• Task to carry out
Write the data out again exactly, with no pictures.

..............................

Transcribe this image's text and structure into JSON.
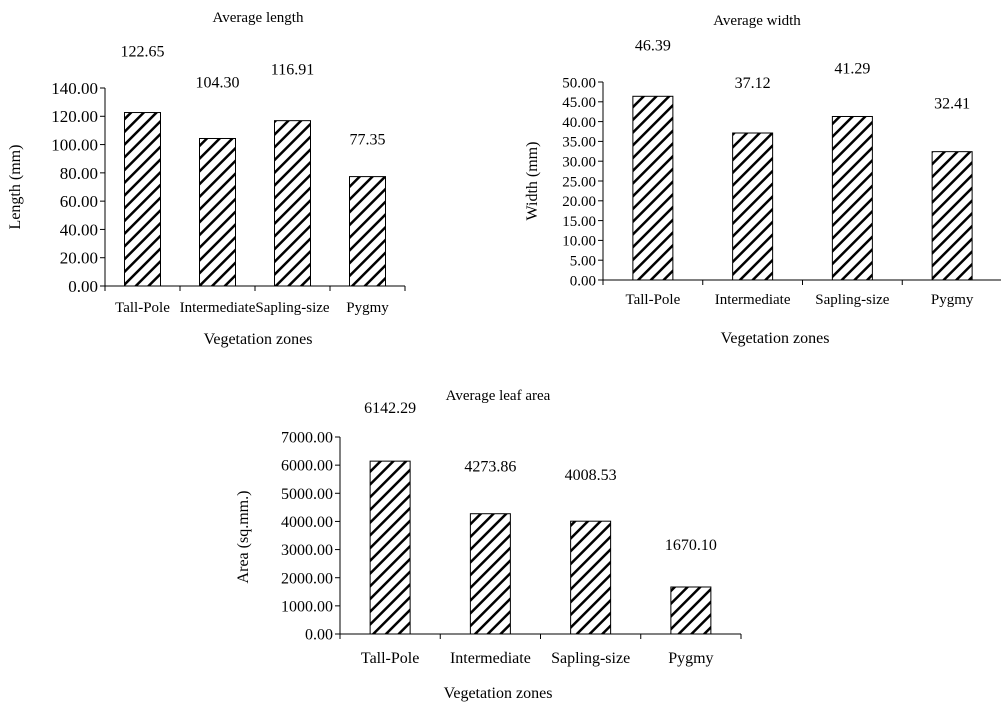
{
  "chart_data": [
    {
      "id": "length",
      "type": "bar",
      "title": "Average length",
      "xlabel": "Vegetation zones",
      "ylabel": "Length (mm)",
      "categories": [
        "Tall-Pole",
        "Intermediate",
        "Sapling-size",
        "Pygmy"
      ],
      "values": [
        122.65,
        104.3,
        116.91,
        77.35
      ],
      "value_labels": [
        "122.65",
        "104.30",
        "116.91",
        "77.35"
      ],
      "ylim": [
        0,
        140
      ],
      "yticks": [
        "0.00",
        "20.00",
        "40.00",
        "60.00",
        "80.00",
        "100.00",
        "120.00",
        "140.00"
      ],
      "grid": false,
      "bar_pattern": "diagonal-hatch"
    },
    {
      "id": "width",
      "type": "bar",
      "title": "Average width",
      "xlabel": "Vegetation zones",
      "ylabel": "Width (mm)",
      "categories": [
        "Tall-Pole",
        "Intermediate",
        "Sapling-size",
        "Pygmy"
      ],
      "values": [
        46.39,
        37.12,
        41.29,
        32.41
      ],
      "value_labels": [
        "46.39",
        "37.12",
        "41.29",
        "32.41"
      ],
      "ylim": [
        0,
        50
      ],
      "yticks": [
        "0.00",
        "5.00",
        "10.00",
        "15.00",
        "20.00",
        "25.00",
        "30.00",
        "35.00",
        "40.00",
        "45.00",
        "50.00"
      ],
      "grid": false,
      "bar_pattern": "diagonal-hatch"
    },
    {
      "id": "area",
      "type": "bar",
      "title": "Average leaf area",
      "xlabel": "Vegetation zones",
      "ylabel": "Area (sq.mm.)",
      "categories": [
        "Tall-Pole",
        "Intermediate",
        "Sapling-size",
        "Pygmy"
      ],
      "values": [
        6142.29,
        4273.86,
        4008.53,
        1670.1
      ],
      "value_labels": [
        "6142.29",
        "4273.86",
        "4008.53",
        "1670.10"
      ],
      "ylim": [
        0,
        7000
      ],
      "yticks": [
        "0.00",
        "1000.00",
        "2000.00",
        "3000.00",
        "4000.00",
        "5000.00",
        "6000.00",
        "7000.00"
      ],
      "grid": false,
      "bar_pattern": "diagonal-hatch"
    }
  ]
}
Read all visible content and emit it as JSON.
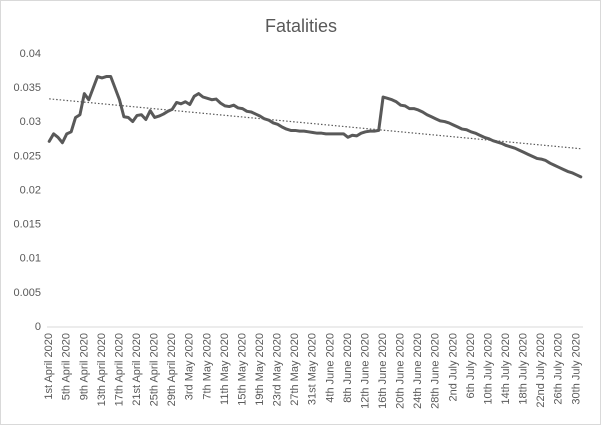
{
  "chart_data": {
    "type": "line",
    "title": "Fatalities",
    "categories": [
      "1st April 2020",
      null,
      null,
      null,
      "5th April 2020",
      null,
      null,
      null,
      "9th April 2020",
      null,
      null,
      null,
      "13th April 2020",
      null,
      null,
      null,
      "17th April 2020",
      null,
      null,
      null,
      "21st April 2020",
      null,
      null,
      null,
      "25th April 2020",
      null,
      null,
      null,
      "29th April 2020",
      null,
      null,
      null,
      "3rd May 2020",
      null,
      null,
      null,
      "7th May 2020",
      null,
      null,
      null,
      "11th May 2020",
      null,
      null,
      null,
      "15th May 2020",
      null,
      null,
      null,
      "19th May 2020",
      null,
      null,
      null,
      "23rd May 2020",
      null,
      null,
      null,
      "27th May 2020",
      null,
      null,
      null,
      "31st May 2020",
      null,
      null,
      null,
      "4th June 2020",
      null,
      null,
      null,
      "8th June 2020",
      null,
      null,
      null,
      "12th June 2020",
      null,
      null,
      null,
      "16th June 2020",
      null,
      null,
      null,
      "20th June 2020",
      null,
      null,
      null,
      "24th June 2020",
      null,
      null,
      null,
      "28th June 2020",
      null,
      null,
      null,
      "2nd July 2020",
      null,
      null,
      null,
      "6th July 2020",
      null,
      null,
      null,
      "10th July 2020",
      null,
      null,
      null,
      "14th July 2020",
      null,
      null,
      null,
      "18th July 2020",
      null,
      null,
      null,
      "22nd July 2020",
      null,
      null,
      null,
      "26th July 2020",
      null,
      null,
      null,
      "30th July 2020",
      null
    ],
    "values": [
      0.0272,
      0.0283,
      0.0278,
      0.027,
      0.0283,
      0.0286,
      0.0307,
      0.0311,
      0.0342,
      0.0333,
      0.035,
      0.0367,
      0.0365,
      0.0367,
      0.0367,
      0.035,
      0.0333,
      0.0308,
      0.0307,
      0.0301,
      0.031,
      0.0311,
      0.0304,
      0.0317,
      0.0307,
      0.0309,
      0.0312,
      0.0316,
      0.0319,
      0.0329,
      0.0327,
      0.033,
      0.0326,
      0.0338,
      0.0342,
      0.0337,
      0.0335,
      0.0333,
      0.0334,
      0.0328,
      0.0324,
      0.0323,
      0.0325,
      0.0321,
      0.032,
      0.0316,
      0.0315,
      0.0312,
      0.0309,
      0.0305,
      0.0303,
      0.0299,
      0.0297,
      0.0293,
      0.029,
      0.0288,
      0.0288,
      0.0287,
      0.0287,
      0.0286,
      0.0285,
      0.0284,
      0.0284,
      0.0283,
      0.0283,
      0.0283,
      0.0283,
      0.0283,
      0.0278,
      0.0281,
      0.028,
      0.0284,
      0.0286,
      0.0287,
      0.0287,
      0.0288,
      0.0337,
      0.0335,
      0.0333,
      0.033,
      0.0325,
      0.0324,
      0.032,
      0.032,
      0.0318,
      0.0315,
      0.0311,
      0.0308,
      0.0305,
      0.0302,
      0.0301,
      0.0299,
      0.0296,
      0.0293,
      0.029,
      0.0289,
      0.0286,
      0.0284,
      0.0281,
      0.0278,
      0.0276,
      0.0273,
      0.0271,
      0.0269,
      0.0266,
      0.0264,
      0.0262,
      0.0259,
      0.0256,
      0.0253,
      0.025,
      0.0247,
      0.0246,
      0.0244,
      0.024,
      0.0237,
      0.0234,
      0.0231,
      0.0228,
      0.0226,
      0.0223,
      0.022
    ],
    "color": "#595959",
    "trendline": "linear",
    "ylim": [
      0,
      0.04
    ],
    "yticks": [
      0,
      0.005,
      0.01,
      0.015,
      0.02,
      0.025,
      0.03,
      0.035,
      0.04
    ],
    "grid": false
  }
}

..............................

• Written reply
Transcribe this image's text and structure into JSON.
{
  "chart_data": [
    {
      "id": "length",
      "type": "bar",
      "title": "Average length",
      "xlabel": "Vegetation zones",
      "ylabel": "Length (mm)",
      "categories": [
        "Tall-Pole",
        "Intermediate",
        "Sapling-size",
        "Pygmy"
      ],
      "values": [
        122.65,
        104.3,
        116.91,
        77.35
      ],
      "value_labels": [
        "122.65",
        "104.30",
        "116.91",
        "77.35"
      ],
      "ylim": [
        0,
        140
      ],
      "yticks": [
        "0.00",
        "20.00",
        "40.00",
        "60.00",
        "80.00",
        "100.00",
        "120.00",
        "140.00"
      ],
      "grid": false,
      "bar_pattern": "diagonal-hatch"
    },
    {
      "id": "width",
      "type": "bar",
      "title": "Average width",
      "xlabel": "Vegetation zones",
      "ylabel": "Width (mm)",
      "categories": [
        "Tall-Pole",
        "Intermediate",
        "Sapling-size",
        "Pygmy"
      ],
      "values": [
        46.39,
        37.12,
        41.29,
        32.41
      ],
      "value_labels": [
        "46.39",
        "37.12",
        "41.29",
        "32.41"
      ],
      "ylim": [
        0,
        50
      ],
      "yticks": [
        "0.00",
        "5.00",
        "10.00",
        "15.00",
        "20.00",
        "25.00",
        "30.00",
        "35.00",
        "40.00",
        "45.00",
        "50.00"
      ],
      "grid": false,
      "bar_pattern": "diagonal-hatch"
    },
    {
      "id": "area",
      "type": "bar",
      "title": "Average leaf area",
      "xlabel": "Vegetation zones",
      "ylabel": "Area (sq.mm.)",
      "categories": [
        "Tall-Pole",
        "Intermediate",
        "Sapling-size",
        "Pygmy"
      ],
      "values": [
        6142.29,
        4273.86,
        4008.53,
        1670.1
      ],
      "value_labels": [
        "6142.29",
        "4273.86",
        "4008.53",
        "1670.10"
      ],
      "ylim": [
        0,
        7000
      ],
      "yticks": [
        "0.00",
        "1000.00",
        "2000.00",
        "3000.00",
        "4000.00",
        "5000.00",
        "6000.00",
        "7000.00"
      ],
      "grid": false,
      "bar_pattern": "diagonal-hatch"
    }
  ]
}
Read all visible content and emit it as JSON.
{
  "chart_data": {
    "type": "line",
    "title": "Fatalities",
    "categories": [
      "1st April 2020",
      null,
      null,
      null,
      "5th April 2020",
      null,
      null,
      null,
      "9th April 2020",
      null,
      null,
      null,
      "13th April 2020",
      null,
      null,
      null,
      "17th April 2020",
      null,
      null,
      null,
      "21st April 2020",
      null,
      null,
      null,
      "25th April 2020",
      null,
      null,
      null,
      "29th April 2020",
      null,
      null,
      null,
      "3rd May 2020",
      null,
      null,
      null,
      "7th May 2020",
      null,
      null,
      null,
      "11th May 2020",
      null,
      null,
      null,
      "15th May 2020",
      null,
      null,
      null,
      "19th May 2020",
      null,
      null,
      null,
      "23rd May 2020",
      null,
      null,
      null,
      "27th May 2020",
      null,
      null,
      null,
      "31st May 2020",
      null,
      null,
      null,
      "4th June 2020",
      null,
      null,
      null,
      "8th June 2020",
      null,
      null,
      null,
      "12th June 2020",
      null,
      null,
      null,
      "16th June 2020",
      null,
      null,
      null,
      "20th June 2020",
      null,
      null,
      null,
      "24th June 2020",
      null,
      null,
      null,
      "28th June 2020",
      null,
      null,
      null,
      "2nd July 2020",
      null,
      null,
      null,
      "6th July 2020",
      null,
      null,
      null,
      "10th July 2020",
      null,
      null,
      null,
      "14th July 2020",
      null,
      null,
      null,
      "18th July 2020",
      null,
      null,
      null,
      "22nd July 2020",
      null,
      null,
      null,
      "26th July 2020",
      null,
      null,
      null,
      "30th July 2020",
      null
    ],
    "values": [
      0.0272,
      0.0283,
      0.0278,
      0.027,
      0.0283,
      0.0286,
      0.0307,
      0.0311,
      0.0342,
      0.0333,
      0.035,
      0.0367,
      0.0365,
      0.0367,
      0.0367,
      0.035,
      0.0333,
      0.0308,
      0.0307,
      0.0301,
      0.031,
      0.0311,
      0.0304,
      0.0317,
      0.0307,
      0.0309,
      0.0312,
      0.0316,
      0.0319,
      0.0329,
      0.0327,
      0.033,
      0.0326,
      0.0338,
      0.0342,
      0.0337,
      0.0335,
      0.0333,
      0.0334,
      0.0328,
      0.0324,
      0.0323,
      0.0325,
      0.0321,
      0.032,
      0.0316,
      0.0315,
      0.0312,
      0.0309,
      0.0305,
      0.0303,
      0.0299,
      0.0297,
      0.0293,
      0.029,
      0.0288,
      0.0288,
      0.0287,
      0.0287,
      0.0286,
      0.0285,
      0.0284,
      0.0284,
      0.0283,
      0.0283,
      0.0283,
      0.0283,
      0.0283,
      0.0278,
      0.0281,
      0.028,
      0.0284,
      0.0286,
      0.0287,
      0.0287,
      0.0288,
      0.0337,
      0.0335,
      0.0333,
      0.033,
      0.0325,
      0.0324,
      0.032,
      0.032,
      0.0318,
      0.0315,
      0.0311,
      0.0308,
      0.0305,
      0.0302,
      0.0301,
      0.0299,
      0.0296,
      0.0293,
      0.029,
      0.0289,
      0.0286,
      0.0284,
      0.0281,
      0.0278,
      0.0276,
      0.0273,
      0.0271,
      0.0269,
      0.0266,
      0.0264,
      0.0262,
      0.0259,
      0.0256,
      0.0253,
      0.025,
      0.0247,
      0.0246,
      0.0244,
      0.024,
      0.0237,
      0.0234,
      0.0231,
      0.0228,
      0.0226,
      0.0223,
      0.022
    ],
    "color": "#595959",
    "trendline": "linear",
    "ylim": [
      0,
      0.04
    ],
    "yticks": [
      0,
      0.005,
      0.01,
      0.015,
      0.02,
      0.025,
      0.03,
      0.035,
      0.04
    ],
    "grid": false
  }
}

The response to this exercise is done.